(Collection entries)
----

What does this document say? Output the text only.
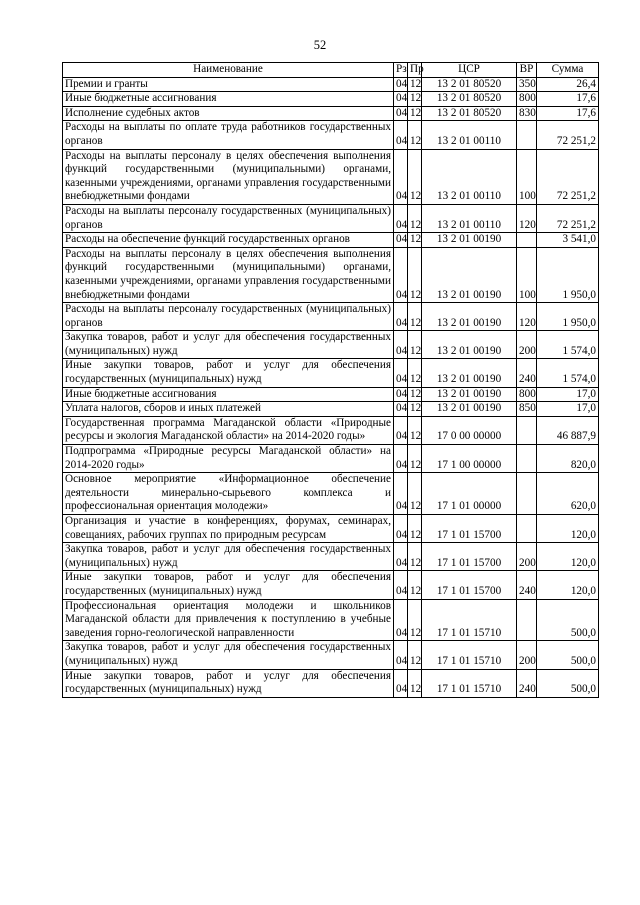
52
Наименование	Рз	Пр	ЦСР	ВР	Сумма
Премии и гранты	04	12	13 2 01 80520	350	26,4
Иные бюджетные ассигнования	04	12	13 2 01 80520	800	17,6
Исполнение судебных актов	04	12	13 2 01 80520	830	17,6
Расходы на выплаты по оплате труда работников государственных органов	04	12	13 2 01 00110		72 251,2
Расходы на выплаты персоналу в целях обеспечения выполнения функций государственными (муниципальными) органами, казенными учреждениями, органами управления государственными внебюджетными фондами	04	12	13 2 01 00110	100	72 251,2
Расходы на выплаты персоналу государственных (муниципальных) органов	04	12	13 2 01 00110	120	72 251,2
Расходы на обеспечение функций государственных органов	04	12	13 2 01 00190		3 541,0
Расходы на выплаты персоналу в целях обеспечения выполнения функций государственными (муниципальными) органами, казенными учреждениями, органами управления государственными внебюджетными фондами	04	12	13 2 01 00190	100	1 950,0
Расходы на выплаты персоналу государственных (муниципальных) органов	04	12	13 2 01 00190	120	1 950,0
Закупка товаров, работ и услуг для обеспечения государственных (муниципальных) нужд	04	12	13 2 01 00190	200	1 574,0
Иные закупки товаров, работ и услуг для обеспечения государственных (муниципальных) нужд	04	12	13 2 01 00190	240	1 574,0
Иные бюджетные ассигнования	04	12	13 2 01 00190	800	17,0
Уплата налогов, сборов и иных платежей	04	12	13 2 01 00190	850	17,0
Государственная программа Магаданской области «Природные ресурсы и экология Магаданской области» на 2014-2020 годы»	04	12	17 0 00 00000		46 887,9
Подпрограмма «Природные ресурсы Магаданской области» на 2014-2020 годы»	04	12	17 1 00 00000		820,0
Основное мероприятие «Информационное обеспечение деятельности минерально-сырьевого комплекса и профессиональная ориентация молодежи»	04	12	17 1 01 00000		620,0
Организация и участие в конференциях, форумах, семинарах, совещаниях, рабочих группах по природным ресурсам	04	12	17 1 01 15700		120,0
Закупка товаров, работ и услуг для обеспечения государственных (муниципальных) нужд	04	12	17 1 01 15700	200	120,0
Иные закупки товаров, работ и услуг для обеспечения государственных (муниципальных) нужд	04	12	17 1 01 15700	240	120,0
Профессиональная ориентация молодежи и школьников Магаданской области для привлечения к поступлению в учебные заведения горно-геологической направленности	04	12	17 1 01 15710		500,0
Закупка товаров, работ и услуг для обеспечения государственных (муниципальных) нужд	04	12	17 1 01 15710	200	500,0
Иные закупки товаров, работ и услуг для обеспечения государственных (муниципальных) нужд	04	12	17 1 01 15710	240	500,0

----

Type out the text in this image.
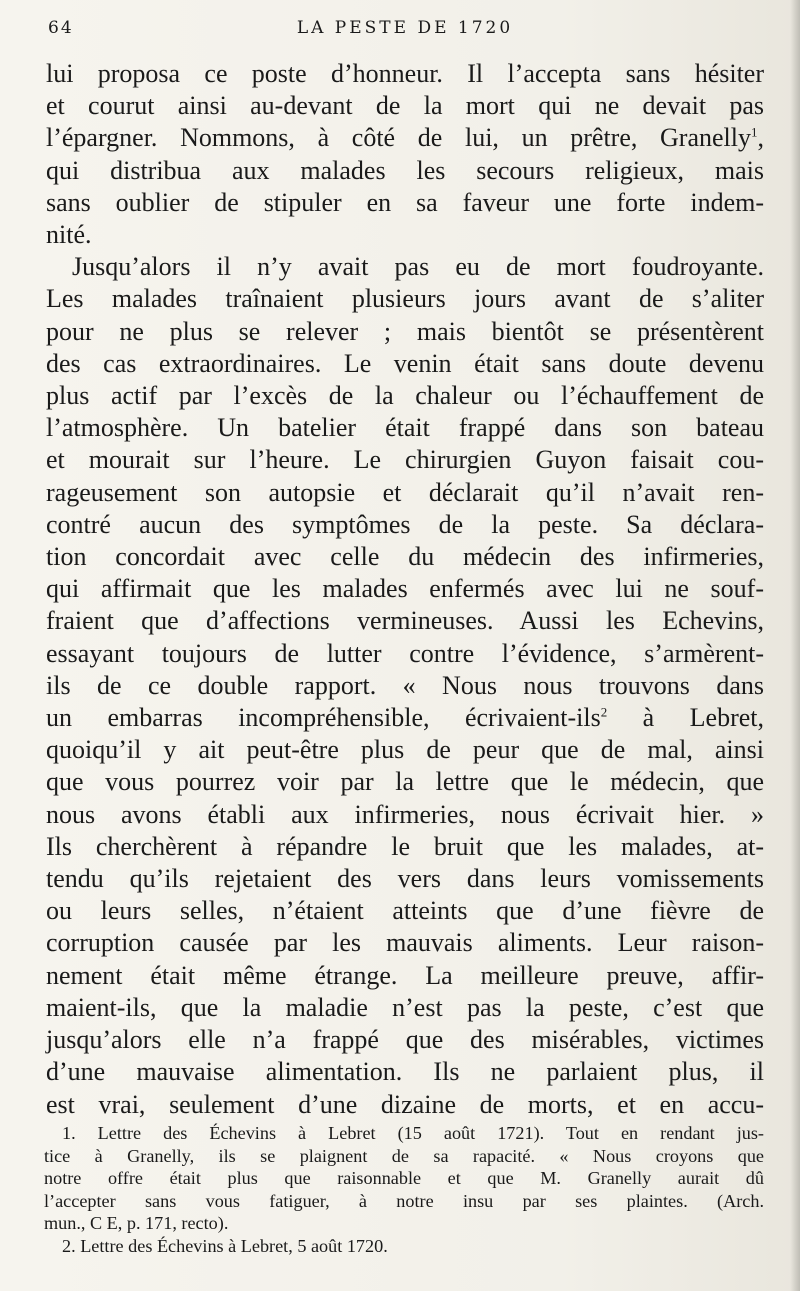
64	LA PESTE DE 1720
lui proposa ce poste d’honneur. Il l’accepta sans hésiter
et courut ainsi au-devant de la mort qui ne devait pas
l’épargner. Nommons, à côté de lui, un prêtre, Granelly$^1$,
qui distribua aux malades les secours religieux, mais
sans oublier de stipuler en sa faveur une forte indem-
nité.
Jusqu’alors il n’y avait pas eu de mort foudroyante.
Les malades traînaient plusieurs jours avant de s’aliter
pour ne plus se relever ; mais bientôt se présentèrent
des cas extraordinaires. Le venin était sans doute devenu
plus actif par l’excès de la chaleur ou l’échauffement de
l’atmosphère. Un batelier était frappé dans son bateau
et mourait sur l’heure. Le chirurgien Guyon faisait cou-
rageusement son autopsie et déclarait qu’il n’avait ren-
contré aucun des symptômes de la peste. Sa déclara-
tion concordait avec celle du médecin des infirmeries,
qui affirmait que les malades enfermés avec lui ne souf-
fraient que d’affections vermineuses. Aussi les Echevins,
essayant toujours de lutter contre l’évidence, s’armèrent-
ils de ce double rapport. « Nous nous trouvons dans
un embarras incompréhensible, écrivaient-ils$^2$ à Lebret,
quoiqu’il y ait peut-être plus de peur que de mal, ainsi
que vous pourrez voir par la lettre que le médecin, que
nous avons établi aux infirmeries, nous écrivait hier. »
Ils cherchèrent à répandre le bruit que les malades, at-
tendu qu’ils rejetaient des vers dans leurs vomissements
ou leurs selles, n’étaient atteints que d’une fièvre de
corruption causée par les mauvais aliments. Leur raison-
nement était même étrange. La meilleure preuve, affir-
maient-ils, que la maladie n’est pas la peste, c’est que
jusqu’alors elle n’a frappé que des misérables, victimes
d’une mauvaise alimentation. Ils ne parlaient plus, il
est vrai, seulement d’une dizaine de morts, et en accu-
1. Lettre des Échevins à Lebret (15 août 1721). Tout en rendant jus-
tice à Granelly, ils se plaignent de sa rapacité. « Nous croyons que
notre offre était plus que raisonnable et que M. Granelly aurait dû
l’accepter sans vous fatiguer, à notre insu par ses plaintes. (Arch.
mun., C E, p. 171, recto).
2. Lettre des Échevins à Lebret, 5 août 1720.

----

#### PROMPT
Gather and copy every line of the data in which the string "avait" is found.

#### EXERCISE SOLUTION
Jusqu’alors il n’y avait pas eu de mort foudroyante.
rageusement son autopsie et déclarait qu’il n’avait ren-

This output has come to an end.